Work instructions ▸ Output the records exactly. Include every line.

### Task data

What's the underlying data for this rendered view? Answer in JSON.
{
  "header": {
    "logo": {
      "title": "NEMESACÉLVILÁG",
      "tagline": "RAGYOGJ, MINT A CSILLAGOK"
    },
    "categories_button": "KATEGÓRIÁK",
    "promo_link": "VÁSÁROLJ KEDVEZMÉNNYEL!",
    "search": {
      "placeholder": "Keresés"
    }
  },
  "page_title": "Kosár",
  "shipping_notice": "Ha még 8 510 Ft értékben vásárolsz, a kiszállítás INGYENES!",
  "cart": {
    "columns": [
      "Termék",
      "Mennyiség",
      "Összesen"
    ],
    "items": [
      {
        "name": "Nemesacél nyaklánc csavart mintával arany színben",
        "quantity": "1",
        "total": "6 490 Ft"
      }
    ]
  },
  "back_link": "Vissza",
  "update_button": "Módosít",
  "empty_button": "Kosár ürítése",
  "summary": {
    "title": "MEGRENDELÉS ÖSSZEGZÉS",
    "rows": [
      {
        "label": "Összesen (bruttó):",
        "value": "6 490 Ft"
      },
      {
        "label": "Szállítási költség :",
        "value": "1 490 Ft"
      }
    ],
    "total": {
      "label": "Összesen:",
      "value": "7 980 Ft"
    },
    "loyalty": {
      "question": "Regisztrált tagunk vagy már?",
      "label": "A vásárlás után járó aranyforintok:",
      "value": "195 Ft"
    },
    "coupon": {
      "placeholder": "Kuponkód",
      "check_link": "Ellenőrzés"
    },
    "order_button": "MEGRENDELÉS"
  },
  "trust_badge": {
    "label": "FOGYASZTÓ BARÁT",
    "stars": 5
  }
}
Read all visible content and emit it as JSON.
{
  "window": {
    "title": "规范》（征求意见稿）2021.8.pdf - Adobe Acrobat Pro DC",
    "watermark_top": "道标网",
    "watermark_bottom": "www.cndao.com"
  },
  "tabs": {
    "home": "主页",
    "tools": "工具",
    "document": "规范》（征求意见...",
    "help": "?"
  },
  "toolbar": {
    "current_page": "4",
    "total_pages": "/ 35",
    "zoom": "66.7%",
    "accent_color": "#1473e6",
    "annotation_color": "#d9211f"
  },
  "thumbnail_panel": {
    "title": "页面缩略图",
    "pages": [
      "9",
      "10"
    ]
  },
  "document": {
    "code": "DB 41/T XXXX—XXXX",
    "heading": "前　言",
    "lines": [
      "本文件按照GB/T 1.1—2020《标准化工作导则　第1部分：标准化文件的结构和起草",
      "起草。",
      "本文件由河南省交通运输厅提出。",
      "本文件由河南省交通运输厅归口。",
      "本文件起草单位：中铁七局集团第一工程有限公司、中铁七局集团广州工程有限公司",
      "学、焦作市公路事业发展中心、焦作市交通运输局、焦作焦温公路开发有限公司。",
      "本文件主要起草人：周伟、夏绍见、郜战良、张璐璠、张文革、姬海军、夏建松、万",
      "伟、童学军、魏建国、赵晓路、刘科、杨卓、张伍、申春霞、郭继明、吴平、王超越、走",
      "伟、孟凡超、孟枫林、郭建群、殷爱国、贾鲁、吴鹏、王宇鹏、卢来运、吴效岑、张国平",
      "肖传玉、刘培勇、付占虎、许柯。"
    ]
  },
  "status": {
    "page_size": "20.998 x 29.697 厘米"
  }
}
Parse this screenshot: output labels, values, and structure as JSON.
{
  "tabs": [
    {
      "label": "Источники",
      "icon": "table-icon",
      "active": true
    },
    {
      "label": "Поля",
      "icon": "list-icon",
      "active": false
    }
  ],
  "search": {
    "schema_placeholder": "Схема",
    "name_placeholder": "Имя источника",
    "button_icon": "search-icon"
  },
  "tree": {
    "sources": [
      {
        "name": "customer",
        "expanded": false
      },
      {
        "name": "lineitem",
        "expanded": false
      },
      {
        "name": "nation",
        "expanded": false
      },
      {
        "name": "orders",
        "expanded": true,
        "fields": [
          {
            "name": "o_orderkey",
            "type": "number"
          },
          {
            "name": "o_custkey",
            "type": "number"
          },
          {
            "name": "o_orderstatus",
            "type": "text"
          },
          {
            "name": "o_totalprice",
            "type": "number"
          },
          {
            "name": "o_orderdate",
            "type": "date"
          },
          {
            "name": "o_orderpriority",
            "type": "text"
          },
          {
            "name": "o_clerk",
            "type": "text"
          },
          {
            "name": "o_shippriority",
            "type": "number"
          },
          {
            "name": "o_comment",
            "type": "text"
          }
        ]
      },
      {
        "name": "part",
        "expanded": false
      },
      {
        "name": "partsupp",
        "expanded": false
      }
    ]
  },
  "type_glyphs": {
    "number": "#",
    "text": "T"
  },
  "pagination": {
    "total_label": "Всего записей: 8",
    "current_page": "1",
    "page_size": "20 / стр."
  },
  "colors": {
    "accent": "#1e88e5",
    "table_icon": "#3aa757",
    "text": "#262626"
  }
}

######

Correct answer ▸
What's the underlying data for this rendered view? Answer in JSON.
{
  "header": {
    "logo": {
      "title": "NEMESACÉLVILÁG",
      "tagline": "RAGYOGJ, MINT A CSILLAGOK"
    },
    "categories_button": "KATEGÓRIÁK",
    "promo_link": "VÁSÁROLJ KEDVEZMÉNNYEL!",
    "search": {
      "placeholder": "Keresés"
    }
  },
  "page_title": "Kosár",
  "shipping_notice": "Ha még 8 510 Ft értékben vásárolsz, a kiszállítás INGYENES!",
  "cart": {
    "columns": [
      "Termék",
      "Mennyiség",
      "Összesen"
    ],
    "items": [
      {
        "name": "Nemesacél nyaklánc csavart mintával arany színben",
        "quantity": "1",
        "total": "6 490 Ft"
      }
    ]
  },
  "back_link": "Vissza",
  "update_button": "Módosít",
  "empty_button": "Kosár ürítése",
  "summary": {
    "title": "MEGRENDELÉS ÖSSZEGZÉS",
    "rows": [
      {
        "label": "Összesen (bruttó):",
        "value": "6 490 Ft"
      },
      {
        "label": "Szállítási költség :",
        "value": "1 490 Ft"
      }
    ],
    "total": {
      "label": "Összesen:",
      "value": "7 980 Ft"
    },
    "loyalty": {
      "question": "Regisztrált tagunk vagy már?",
      "label": "A vásárlás után járó aranyforintok:",
      "value": "195 Ft"
    },
    "coupon": {
      "placeholder": "Kuponkód",
      "check_link": "Ellenőrzés"
    },
    "order_button": "MEGRENDELÉS"
  },
  "trust_badge": {
    "label": "FOGYASZTÓ BARÁT",
    "stars": 5
  }
}
Read all visible content and emit it as JSON.
{
  "window": {
    "title": "规范》（征求意见稿）2021.8.pdf - Adobe Acrobat Pro DC",
    "watermark_top": "道标网",
    "watermark_bottom": "www.cndao.com"
  },
  "tabs": {
    "home": "主页",
    "tools": "工具",
    "document": "规范》（征求意见...",
    "help": "?"
  },
  "toolbar": {
    "current_page": "4",
    "total_pages": "/ 35",
    "zoom": "66.7%",
    "accent_color": "#1473e6",
    "annotation_color": "#d9211f"
  },
  "thumbnail_panel": {
    "title": "页面缩略图",
    "pages": [
      "9",
      "10"
    ]
  },
  "document": {
    "code": "DB 41/T XXXX—XXXX",
    "heading": "前　言",
    "lines": [
      "本文件按照GB/T 1.1—2020《标准化工作导则　第1部分：标准化文件的结构和起草",
      "起草。",
      "本文件由河南省交通运输厅提出。",
      "本文件由河南省交通运输厅归口。",
      "本文件起草单位：中铁七局集团第一工程有限公司、中铁七局集团广州工程有限公司",
      "学、焦作市公路事业发展中心、焦作市交通运输局、焦作焦温公路开发有限公司。",
      "本文件主要起草人：周伟、夏绍见、郜战良、张璐璠、张文革、姬海军、夏建松、万",
      "伟、童学军、魏建国、赵晓路、刘科、杨卓、张伍、申春霞、郭继明、吴平、王超越、走",
      "伟、孟凡超、孟枫林、郭建群、殷爱国、贾鲁、吴鹏、王宇鹏、卢来运、吴效岑、张国平",
      "肖传玉、刘培勇、付占虎、许柯。"
    ]
  },
  "status": {
    "page_size": "20.998 x 29.697 厘米"
  }
}
Parse this screenshot: output labels, values, and structure as JSON.
{
  "tabs": [
    {
      "label": "Источники",
      "icon": "table-icon",
      "active": true
    },
    {
      "label": "Поля",
      "icon": "list-icon",
      "active": false
    }
  ],
  "search": {
    "schema_placeholder": "Схема",
    "name_placeholder": "Имя источника",
    "button_icon": "search-icon"
  },
  "tree": {
    "sources": [
      {
        "name": "customer",
        "expanded": false
      },
      {
        "name": "lineitem",
        "expanded": false
      },
      {
        "name": "nation",
        "expanded": false
      },
      {
        "name": "orders",
        "expanded": true,
        "fields": [
          {
            "name": "o_orderkey",
            "type": "number"
          },
          {
            "name": "o_custkey",
            "type": "number"
          },
          {
            "name": "o_orderstatus",
            "type": "text"
          },
          {
            "name": "o_totalprice",
            "type": "number"
          },
          {
            "name": "o_orderdate",
            "type": "date"
          },
          {
            "name": "o_orderpriority",
            "type": "text"
          },
          {
            "name": "o_clerk",
            "type": "text"
          },
          {
            "name": "o_shippriority",
            "type": "number"
          },
          {
            "name": "o_comment",
            "type": "text"
          }
        ]
      },
      {
        "name": "part",
        "expanded": false
      },
      {
        "name": "partsupp",
        "expanded": false
      }
    ]
  },
  "type_glyphs": {
    "number": "#",
    "text": "T"
  },
  "pagination": {
    "total_label": "Всего записей: 8",
    "current_page": "1",
    "page_size": "20 / стр."
  },
  "colors": {
    "accent": "#1e88e5",
    "table_icon": "#3aa757",
    "text": "#262626"
  }
}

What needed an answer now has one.